▸ **INSTRUCTIONS FOR THE TASK**: State only the count of lines in the listing below that hold "camera".
==== DATA PROVIDED ====
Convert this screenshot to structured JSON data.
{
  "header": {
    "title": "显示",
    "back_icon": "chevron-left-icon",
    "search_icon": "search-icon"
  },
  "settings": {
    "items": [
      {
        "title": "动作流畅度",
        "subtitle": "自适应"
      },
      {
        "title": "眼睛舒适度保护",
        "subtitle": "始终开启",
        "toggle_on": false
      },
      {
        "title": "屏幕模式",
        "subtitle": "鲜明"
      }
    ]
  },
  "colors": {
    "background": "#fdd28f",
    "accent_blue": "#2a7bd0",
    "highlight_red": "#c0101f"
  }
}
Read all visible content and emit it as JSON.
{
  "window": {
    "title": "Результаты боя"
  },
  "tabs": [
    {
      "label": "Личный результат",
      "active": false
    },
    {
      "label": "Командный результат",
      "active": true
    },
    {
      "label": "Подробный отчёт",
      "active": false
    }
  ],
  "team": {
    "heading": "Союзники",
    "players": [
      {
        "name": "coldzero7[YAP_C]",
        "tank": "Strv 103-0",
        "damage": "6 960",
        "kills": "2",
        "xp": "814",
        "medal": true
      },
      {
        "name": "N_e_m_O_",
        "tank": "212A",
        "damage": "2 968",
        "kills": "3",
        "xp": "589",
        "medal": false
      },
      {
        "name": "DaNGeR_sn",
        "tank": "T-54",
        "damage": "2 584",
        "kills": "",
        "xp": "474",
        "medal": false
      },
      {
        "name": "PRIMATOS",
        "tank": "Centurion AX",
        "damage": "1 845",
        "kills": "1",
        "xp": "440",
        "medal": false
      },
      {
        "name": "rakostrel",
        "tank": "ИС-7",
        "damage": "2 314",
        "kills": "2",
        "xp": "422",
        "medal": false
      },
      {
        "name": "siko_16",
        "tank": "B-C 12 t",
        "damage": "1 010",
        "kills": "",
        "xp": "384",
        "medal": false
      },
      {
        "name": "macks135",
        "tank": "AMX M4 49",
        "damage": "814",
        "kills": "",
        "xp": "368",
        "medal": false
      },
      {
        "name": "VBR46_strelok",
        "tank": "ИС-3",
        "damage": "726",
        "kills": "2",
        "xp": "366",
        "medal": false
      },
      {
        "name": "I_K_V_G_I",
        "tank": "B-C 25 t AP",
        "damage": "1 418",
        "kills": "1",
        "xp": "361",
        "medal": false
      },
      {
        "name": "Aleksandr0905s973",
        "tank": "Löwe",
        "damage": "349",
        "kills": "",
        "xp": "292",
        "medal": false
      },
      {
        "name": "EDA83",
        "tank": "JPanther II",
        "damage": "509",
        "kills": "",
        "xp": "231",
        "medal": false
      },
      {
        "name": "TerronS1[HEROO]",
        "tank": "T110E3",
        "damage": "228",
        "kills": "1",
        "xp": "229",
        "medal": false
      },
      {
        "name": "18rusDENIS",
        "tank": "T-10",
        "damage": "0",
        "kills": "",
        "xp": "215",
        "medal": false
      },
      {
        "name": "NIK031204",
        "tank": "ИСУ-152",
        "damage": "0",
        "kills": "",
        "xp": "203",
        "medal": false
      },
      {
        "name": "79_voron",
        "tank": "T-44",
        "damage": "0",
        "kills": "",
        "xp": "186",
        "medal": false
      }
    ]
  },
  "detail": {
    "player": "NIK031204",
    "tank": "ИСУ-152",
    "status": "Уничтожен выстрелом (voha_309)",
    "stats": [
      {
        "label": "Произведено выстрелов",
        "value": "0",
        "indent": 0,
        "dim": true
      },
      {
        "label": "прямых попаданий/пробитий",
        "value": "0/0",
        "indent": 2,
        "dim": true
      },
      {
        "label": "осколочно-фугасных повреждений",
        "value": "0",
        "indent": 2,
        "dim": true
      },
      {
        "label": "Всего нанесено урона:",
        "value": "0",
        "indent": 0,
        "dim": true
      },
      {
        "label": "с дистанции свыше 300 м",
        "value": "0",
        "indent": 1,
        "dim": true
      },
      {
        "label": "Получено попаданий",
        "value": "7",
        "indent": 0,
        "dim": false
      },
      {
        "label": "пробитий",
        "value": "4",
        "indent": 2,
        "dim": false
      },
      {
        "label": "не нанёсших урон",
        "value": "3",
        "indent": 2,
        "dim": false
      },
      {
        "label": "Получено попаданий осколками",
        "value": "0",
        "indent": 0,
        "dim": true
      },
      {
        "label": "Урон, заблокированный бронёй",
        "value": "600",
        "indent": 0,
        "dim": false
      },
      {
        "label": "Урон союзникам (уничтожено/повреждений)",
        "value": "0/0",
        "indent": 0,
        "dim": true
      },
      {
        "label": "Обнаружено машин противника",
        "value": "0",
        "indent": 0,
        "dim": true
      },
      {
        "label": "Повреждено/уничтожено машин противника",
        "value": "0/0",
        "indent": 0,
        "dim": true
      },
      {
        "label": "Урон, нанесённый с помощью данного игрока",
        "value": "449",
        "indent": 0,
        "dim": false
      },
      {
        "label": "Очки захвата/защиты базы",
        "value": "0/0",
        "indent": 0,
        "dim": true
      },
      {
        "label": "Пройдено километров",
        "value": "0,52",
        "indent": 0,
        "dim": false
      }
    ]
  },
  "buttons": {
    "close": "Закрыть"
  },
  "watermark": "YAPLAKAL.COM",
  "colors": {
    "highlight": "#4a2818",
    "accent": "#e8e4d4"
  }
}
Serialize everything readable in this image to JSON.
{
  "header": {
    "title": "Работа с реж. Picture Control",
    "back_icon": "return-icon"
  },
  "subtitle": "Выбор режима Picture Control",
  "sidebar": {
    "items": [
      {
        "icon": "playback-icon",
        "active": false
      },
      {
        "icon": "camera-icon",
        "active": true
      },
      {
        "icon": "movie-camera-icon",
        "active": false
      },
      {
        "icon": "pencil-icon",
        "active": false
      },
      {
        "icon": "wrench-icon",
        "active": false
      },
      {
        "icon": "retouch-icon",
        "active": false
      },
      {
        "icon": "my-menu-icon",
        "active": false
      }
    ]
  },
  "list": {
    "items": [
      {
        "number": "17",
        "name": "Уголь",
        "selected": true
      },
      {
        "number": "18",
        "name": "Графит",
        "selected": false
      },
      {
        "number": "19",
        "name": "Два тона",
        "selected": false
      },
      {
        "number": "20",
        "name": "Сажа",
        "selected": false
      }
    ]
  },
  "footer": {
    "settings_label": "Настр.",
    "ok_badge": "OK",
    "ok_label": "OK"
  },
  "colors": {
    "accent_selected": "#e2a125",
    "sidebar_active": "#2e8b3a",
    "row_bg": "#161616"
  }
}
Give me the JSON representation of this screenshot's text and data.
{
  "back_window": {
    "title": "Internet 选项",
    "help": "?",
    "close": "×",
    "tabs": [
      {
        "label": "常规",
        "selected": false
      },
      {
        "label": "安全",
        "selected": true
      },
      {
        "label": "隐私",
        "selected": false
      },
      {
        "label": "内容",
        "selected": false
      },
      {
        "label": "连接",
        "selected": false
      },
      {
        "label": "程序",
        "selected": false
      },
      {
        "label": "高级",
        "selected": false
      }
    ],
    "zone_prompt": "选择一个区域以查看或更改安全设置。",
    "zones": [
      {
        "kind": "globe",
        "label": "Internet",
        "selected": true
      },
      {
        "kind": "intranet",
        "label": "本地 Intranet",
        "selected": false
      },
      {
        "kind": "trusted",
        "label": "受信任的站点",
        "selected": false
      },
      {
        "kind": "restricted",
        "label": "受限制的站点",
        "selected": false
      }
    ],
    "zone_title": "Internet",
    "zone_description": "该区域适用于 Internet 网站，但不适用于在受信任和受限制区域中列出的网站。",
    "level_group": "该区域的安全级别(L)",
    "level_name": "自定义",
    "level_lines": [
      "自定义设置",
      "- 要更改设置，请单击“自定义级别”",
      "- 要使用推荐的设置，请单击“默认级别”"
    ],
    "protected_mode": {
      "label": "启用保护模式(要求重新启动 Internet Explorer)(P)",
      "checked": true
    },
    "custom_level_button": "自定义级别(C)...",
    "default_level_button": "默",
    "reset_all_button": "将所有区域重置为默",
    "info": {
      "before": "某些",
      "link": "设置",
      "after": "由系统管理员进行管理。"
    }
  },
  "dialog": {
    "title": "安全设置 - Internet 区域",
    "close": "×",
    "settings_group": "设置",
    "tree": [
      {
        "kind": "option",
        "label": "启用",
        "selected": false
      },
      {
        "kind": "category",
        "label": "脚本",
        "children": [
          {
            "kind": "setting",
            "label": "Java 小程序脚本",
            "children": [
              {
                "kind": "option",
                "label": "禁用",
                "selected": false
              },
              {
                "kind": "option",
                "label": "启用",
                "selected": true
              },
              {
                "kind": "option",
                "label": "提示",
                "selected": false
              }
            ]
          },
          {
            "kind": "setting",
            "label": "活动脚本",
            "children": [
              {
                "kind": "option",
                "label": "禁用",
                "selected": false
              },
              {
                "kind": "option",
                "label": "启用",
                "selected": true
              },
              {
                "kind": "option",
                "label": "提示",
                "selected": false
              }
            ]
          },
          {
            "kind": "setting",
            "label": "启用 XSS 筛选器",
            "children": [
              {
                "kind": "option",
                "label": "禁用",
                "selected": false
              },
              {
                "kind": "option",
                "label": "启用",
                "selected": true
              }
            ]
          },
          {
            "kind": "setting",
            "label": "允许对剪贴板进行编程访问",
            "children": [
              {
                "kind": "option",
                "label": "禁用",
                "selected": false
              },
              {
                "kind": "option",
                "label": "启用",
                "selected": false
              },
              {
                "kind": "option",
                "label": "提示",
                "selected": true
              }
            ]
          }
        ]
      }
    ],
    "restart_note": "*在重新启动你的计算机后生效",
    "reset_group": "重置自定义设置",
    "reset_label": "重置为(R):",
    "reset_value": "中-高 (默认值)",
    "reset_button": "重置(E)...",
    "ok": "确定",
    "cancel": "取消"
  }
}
====
▸ **CORRECT ANSWER**: 2